CHALLENGE: Every record should be written out exactly, please.

•••

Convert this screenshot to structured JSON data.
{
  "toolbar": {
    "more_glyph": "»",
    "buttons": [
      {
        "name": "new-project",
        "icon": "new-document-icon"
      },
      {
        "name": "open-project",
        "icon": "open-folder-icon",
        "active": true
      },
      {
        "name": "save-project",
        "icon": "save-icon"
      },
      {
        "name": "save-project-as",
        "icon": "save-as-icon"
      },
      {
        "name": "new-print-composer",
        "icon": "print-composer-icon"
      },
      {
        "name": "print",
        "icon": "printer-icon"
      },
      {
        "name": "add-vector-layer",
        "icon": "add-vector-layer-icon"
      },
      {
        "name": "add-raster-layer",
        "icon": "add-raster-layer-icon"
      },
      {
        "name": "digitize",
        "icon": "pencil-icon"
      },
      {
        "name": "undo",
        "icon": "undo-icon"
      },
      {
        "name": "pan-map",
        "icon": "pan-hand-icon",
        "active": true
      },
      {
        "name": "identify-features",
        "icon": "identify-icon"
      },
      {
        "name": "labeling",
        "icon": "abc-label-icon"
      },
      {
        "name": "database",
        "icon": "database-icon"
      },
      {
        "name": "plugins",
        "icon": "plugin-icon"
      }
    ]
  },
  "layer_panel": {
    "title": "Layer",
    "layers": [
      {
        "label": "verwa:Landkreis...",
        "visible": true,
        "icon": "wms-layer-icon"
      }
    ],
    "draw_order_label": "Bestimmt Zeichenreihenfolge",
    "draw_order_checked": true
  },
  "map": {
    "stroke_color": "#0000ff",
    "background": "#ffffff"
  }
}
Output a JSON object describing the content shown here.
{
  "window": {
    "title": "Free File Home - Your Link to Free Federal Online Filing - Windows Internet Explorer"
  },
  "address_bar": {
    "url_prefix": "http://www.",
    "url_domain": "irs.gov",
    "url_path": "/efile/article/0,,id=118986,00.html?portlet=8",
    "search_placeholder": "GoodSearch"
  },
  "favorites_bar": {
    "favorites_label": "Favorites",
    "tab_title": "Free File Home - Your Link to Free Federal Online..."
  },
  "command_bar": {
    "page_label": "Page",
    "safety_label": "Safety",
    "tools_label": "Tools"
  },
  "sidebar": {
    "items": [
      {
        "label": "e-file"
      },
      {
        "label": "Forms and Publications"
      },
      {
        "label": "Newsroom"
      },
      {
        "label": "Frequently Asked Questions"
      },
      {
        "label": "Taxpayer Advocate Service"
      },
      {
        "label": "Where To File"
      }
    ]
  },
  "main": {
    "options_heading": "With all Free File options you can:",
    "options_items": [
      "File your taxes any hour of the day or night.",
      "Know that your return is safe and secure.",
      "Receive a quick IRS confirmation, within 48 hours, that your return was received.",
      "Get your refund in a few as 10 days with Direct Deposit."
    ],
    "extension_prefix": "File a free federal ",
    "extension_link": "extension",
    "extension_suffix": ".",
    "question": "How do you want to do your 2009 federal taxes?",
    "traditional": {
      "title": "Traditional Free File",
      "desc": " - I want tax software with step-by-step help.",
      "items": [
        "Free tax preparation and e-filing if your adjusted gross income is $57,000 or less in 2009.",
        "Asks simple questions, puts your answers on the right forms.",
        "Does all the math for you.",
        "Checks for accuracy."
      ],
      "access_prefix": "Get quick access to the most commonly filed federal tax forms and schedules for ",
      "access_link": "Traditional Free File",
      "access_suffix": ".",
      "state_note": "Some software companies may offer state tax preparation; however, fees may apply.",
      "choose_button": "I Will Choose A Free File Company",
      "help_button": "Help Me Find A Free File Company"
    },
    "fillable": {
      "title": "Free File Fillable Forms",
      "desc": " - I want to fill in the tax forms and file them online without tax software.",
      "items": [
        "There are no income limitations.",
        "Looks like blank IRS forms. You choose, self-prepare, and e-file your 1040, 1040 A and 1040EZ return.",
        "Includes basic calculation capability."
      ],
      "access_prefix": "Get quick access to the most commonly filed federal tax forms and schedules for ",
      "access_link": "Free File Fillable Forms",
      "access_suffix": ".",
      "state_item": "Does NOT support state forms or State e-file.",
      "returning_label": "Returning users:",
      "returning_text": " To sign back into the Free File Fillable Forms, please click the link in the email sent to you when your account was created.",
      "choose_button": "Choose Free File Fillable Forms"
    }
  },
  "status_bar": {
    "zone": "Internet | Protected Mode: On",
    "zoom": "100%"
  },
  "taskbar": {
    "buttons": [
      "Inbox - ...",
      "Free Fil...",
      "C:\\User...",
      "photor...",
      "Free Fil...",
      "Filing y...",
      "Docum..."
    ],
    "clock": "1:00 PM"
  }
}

•••

RESULT OF THIS TASK:
Convert this screenshot to structured JSON data.
{
  "toolbar": {
    "more_glyph": "»",
    "buttons": [
      {
        "name": "new-project",
        "icon": "new-document-icon"
      },
      {
        "name": "open-project",
        "icon": "open-folder-icon",
        "active": true
      },
      {
        "name": "save-project",
        "icon": "save-icon"
      },
      {
        "name": "save-project-as",
        "icon": "save-as-icon"
      },
      {
        "name": "new-print-composer",
        "icon": "print-composer-icon"
      },
      {
        "name": "print",
        "icon": "printer-icon"
      },
      {
        "name": "add-vector-layer",
        "icon": "add-vector-layer-icon"
      },
      {
        "name": "add-raster-layer",
        "icon": "add-raster-layer-icon"
      },
      {
        "name": "digitize",
        "icon": "pencil-icon"
      },
      {
        "name": "undo",
        "icon": "undo-icon"
      },
      {
        "name": "pan-map",
        "icon": "pan-hand-icon",
        "active": true
      },
      {
        "name": "identify-features",
        "icon": "identify-icon"
      },
      {
        "name": "labeling",
        "icon": "abc-label-icon"
      },
      {
        "name": "database",
        "icon": "database-icon"
      },
      {
        "name": "plugins",
        "icon": "plugin-icon"
      }
    ]
  },
  "layer_panel": {
    "title": "Layer",
    "layers": [
      {
        "label": "verwa:Landkreis...",
        "visible": true,
        "icon": "wms-layer-icon"
      }
    ],
    "draw_order_label": "Bestimmt Zeichenreihenfolge",
    "draw_order_checked": true
  },
  "map": {
    "stroke_color": "#0000ff",
    "background": "#ffffff"
  }
}
Output a JSON object describing the content shown here.
{
  "window": {
    "title": "Free File Home - Your Link to Free Federal Online Filing - Windows Internet Explorer"
  },
  "address_bar": {
    "url_prefix": "http://www.",
    "url_domain": "irs.gov",
    "url_path": "/efile/article/0,,id=118986,00.html?portlet=8",
    "search_placeholder": "GoodSearch"
  },
  "favorites_bar": {
    "favorites_label": "Favorites",
    "tab_title": "Free File Home - Your Link to Free Federal Online..."
  },
  "command_bar": {
    "page_label": "Page",
    "safety_label": "Safety",
    "tools_label": "Tools"
  },
  "sidebar": {
    "items": [
      {
        "label": "e-file"
      },
      {
        "label": "Forms and Publications"
      },
      {
        "label": "Newsroom"
      },
      {
        "label": "Frequently Asked Questions"
      },
      {
        "label": "Taxpayer Advocate Service"
      },
      {
        "label": "Where To File"
      }
    ]
  },
  "main": {
    "options_heading": "With all Free File options you can:",
    "options_items": [
      "File your taxes any hour of the day or night.",
      "Know that your return is safe and secure.",
      "Receive a quick IRS confirmation, within 48 hours, that your return was received.",
      "Get your refund in a few as 10 days with Direct Deposit."
    ],
    "extension_prefix": "File a free federal ",
    "extension_link": "extension",
    "extension_suffix": ".",
    "question": "How do you want to do your 2009 federal taxes?",
    "traditional": {
      "title": "Traditional Free File",
      "desc": " - I want tax software with step-by-step help.",
      "items": [
        "Free tax preparation and e-filing if your adjusted gross income is $57,000 or less in 2009.",
        "Asks simple questions, puts your answers on the right forms.",
        "Does all the math for you.",
        "Checks for accuracy."
      ],
      "access_prefix": "Get quick access to the most commonly filed federal tax forms and schedules for ",
      "access_link": "Traditional Free File",
      "access_suffix": ".",
      "state_note": "Some software companies may offer state tax preparation; however, fees may apply.",
      "choose_button": "I Will Choose A Free File Company",
      "help_button": "Help Me Find A Free File Company"
    },
    "fillable": {
      "title": "Free File Fillable Forms",
      "desc": " - I want to fill in the tax forms and file them online without tax software.",
      "items": [
        "There are no income limitations.",
        "Looks like blank IRS forms. You choose, self-prepare, and e-file your 1040, 1040 A and 1040EZ return.",
        "Includes basic calculation capability."
      ],
      "access_prefix": "Get quick access to the most commonly filed federal tax forms and schedules for ",
      "access_link": "Free File Fillable Forms",
      "access_suffix": ".",
      "state_item": "Does NOT support state forms or State e-file.",
      "returning_label": "Returning users:",
      "returning_text": " To sign back into the Free File Fillable Forms, please click the link in the email sent to you when your account was created.",
      "choose_button": "Choose Free File Fillable Forms"
    }
  },
  "status_bar": {
    "zone": "Internet | Protected Mode: On",
    "zoom": "100%"
  },
  "taskbar": {
    "buttons": [
      "Inbox - ...",
      "Free Fil...",
      "C:\\User...",
      "photor...",
      "Free Fil...",
      "Filing y...",
      "Docum..."
    ],
    "clock": "1:00 PM"
  }
}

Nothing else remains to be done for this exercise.